╔══

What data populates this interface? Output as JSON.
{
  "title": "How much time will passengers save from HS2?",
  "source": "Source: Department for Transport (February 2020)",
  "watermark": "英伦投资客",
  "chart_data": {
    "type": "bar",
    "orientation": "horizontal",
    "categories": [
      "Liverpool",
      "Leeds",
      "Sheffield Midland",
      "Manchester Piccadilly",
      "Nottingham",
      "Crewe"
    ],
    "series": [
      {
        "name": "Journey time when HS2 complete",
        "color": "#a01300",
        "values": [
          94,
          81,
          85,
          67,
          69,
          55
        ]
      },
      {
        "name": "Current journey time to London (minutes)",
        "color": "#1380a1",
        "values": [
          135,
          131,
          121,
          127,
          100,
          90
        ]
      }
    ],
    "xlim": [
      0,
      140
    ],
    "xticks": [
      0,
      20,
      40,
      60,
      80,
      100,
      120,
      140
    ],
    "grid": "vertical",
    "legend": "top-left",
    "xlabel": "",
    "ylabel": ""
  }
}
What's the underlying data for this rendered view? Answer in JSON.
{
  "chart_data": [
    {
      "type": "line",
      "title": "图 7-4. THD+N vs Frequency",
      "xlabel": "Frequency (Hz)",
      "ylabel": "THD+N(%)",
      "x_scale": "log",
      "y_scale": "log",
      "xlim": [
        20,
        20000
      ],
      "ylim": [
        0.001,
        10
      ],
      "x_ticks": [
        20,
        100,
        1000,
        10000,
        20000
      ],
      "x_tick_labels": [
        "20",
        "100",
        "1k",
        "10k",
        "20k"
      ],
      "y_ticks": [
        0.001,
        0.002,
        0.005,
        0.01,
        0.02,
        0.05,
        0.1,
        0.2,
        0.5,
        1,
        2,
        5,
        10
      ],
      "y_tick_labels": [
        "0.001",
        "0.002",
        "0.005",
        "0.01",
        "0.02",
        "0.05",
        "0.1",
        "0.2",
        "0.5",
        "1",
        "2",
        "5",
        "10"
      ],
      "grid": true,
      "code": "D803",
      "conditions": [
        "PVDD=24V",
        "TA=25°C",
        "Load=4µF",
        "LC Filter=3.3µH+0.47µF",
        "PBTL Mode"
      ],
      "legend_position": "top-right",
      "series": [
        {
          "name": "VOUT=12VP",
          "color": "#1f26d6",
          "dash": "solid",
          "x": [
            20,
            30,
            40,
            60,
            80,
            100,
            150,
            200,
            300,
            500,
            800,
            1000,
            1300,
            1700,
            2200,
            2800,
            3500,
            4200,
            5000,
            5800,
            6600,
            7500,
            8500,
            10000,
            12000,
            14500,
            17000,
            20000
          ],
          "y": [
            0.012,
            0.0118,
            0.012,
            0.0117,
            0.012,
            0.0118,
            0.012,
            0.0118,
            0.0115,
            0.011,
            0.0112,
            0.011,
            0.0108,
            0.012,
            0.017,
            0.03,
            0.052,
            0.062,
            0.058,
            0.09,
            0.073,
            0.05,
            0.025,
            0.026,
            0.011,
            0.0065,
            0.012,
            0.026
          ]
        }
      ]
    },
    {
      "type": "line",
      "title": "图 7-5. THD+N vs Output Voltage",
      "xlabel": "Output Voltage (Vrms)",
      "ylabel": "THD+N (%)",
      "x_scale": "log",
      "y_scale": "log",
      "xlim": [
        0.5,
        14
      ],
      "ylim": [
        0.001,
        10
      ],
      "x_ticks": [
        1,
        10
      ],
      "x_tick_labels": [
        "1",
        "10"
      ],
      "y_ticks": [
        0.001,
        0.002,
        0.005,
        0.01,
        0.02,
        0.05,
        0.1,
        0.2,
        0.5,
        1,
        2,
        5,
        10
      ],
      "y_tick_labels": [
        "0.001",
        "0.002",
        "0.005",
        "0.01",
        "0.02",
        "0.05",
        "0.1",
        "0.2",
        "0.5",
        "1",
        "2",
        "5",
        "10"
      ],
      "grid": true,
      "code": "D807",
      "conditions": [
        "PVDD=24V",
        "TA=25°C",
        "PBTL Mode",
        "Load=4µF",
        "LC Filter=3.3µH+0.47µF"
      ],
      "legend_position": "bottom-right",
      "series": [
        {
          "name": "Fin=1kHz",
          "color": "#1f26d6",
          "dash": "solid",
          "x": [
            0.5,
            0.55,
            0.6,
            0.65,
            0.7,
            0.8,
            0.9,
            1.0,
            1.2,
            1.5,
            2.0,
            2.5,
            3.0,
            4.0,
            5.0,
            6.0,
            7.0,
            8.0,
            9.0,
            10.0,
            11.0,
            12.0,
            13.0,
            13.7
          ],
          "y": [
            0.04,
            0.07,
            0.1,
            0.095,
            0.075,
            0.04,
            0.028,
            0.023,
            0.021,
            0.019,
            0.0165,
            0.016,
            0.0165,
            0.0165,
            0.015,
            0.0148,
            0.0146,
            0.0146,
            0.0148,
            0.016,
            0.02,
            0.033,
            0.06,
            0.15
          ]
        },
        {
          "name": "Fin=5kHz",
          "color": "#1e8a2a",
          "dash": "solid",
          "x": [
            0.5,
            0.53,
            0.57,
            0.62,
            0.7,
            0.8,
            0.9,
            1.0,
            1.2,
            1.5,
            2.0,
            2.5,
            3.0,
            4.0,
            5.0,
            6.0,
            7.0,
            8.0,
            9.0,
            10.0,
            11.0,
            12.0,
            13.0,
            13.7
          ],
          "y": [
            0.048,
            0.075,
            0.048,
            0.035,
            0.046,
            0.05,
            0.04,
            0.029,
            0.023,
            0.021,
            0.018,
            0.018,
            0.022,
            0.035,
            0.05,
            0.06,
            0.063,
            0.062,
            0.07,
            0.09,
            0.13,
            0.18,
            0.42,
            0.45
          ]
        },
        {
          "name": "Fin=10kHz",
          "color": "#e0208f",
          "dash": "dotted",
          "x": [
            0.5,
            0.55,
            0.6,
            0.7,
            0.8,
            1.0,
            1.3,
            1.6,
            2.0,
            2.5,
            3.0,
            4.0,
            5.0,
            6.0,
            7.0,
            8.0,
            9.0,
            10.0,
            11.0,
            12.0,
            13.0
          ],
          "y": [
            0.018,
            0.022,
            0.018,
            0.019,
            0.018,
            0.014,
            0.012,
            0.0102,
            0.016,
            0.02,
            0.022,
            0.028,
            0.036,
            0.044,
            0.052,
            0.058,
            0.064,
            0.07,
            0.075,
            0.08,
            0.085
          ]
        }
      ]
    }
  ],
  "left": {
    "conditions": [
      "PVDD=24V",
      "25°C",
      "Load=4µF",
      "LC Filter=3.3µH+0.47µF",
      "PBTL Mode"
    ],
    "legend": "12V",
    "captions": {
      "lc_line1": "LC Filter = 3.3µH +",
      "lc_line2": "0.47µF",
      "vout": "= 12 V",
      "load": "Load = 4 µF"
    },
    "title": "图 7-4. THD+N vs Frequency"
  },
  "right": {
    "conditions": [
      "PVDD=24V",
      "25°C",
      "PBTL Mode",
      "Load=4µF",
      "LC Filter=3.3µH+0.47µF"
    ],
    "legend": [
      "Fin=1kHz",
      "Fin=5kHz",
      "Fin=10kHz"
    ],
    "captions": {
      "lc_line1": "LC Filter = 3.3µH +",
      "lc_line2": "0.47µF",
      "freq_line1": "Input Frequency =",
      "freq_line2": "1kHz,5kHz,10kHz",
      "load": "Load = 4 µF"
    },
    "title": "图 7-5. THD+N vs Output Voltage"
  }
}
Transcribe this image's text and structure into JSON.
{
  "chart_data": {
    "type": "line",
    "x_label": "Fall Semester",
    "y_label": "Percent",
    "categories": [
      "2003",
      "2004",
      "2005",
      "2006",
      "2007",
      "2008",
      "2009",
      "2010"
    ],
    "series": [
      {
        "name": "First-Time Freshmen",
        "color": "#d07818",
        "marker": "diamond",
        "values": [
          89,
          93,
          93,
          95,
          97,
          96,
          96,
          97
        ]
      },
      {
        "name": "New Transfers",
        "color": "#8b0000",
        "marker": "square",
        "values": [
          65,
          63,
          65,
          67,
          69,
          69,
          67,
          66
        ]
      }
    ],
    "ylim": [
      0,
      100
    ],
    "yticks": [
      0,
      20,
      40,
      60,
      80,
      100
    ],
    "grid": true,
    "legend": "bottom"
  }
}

╚══

#### Challenge
Repeat exactly the lines starting at the line with "Transcribe this image's" and ending with the final line of the entries. Include nothing else.

#### Expected output
Transcribe this image's text and structure into JSON.
{
  "chart_data": {
    "type": "line",
    "x_label": "Fall Semester",
    "y_label": "Percent",
    "categories": [
      "2003",
      "2004",
      "2005",
      "2006",
      "2007",
      "2008",
      "2009",
      "2010"
    ],
    "series": [
      {
        "name": "First-Time Freshmen",
        "color": "#d07818",
        "marker": "diamond",
        "values": [
          89,
          93,
          93,
          95,
          97,
          96,
          96,
          97
        ]
      },
      {
        "name": "New Transfers",
        "color": "#8b0000",
        "marker": "square",
        "values": [
          65,
          63,
          65,
          67,
          69,
          69,
          67,
          66
        ]
      }
    ],
    "ylim": [
      0,
      100
    ],
    "yticks": [
      0,
      20,
      40,
      60,
      80,
      100
    ],
    "grid": true,
    "legend": "bottom"
  }
}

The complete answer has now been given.